### Material for this exercise
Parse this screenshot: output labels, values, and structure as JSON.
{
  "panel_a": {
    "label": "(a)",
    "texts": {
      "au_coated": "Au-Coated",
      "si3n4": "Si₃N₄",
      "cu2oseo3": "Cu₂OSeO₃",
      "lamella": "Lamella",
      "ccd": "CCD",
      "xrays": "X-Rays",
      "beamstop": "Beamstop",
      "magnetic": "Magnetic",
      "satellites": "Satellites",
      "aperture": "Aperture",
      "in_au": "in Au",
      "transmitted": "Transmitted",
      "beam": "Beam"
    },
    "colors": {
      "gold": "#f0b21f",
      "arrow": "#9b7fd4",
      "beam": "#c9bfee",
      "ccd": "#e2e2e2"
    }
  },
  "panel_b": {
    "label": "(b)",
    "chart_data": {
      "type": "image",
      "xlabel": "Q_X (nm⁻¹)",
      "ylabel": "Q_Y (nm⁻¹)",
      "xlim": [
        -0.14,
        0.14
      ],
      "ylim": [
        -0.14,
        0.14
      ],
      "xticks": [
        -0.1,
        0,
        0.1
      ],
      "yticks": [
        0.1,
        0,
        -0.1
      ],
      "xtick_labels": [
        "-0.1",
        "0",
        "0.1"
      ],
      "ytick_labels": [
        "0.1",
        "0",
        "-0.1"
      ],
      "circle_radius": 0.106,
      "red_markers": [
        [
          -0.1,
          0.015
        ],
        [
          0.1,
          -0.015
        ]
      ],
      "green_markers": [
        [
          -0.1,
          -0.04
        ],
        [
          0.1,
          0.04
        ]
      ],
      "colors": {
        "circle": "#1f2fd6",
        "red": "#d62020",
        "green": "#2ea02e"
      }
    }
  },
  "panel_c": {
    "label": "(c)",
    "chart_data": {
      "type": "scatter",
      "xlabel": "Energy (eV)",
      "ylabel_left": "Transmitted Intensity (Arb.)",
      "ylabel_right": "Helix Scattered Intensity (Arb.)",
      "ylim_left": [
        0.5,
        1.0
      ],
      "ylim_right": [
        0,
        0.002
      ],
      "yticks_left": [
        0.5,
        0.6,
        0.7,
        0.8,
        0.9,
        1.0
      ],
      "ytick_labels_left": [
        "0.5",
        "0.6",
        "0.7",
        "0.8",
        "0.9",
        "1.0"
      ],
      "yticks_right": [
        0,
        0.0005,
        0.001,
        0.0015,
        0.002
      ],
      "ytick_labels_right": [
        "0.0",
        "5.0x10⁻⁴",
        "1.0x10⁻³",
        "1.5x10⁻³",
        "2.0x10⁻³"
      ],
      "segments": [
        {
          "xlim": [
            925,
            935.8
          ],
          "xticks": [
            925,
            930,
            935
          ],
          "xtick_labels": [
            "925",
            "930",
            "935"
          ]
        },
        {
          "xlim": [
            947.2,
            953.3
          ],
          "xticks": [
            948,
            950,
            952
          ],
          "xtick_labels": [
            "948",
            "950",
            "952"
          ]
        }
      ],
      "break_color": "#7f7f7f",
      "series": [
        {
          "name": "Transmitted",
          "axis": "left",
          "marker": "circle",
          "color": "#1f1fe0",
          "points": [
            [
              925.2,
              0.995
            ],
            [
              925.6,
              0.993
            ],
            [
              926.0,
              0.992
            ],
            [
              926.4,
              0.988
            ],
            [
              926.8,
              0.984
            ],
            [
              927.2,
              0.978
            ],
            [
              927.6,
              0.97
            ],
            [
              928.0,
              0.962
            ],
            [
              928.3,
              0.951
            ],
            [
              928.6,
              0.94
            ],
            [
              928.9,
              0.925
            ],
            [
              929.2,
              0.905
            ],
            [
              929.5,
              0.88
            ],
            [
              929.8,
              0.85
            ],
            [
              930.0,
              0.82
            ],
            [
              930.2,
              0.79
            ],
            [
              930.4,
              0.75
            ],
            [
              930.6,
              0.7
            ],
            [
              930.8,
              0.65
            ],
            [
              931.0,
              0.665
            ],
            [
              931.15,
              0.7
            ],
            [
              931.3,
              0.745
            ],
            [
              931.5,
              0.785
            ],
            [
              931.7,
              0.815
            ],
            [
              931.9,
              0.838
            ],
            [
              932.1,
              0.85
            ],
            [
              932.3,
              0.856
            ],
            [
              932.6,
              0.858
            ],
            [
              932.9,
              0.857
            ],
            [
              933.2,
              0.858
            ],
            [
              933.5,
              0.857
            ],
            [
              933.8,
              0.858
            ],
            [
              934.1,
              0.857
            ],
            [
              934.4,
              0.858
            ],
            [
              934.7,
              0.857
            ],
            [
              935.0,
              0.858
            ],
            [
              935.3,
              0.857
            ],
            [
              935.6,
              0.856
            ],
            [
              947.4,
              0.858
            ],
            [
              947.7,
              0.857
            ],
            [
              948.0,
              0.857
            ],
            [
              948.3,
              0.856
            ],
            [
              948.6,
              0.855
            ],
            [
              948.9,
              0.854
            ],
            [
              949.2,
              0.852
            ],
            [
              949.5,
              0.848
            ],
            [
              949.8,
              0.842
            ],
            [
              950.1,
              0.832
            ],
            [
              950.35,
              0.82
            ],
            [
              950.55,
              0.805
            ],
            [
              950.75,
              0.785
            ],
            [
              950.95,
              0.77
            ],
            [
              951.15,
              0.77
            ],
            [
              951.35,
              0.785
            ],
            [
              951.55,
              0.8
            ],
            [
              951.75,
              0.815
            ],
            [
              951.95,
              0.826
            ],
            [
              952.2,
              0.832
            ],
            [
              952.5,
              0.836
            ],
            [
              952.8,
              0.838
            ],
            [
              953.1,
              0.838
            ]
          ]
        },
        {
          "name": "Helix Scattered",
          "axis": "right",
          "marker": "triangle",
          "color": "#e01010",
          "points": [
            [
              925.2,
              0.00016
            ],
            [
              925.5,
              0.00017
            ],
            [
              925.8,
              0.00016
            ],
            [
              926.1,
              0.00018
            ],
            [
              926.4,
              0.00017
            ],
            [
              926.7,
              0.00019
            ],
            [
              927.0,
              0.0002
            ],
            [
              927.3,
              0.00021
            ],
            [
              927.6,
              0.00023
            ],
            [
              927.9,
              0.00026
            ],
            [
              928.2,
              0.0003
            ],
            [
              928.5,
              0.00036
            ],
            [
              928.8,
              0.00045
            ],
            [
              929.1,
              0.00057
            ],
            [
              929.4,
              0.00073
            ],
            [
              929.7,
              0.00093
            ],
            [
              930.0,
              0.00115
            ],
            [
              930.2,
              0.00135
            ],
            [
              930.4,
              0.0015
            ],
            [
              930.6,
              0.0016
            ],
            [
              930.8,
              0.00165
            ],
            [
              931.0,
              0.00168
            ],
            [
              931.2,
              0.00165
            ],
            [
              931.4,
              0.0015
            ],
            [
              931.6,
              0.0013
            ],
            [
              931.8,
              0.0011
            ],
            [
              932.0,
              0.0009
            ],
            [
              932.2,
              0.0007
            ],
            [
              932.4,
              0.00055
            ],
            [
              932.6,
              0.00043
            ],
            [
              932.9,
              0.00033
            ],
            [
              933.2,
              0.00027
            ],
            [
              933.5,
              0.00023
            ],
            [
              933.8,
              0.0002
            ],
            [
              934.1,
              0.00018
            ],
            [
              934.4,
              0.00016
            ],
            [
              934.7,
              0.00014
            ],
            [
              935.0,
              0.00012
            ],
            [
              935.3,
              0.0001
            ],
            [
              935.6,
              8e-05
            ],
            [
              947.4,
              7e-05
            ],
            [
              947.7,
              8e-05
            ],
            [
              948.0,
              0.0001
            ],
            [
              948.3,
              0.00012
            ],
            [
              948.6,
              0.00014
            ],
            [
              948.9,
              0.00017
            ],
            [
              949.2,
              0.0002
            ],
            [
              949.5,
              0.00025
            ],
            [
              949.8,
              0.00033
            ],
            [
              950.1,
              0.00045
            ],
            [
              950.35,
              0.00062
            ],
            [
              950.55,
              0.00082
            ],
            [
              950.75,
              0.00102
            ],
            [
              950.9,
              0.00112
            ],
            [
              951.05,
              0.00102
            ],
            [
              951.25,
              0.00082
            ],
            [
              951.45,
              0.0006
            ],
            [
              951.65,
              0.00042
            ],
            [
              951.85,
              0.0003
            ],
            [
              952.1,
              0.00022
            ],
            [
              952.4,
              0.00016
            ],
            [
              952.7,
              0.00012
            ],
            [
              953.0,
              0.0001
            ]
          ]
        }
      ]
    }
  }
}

### What is asked
Locate the string "Intensity" in the listing above and copy every line where it occurs.

### Response for this exercise
      "ylabel_left": "Transmitted Intensity (Arb.)",
      "ylabel_right": "Helix Scattered Intensity (Arb.)",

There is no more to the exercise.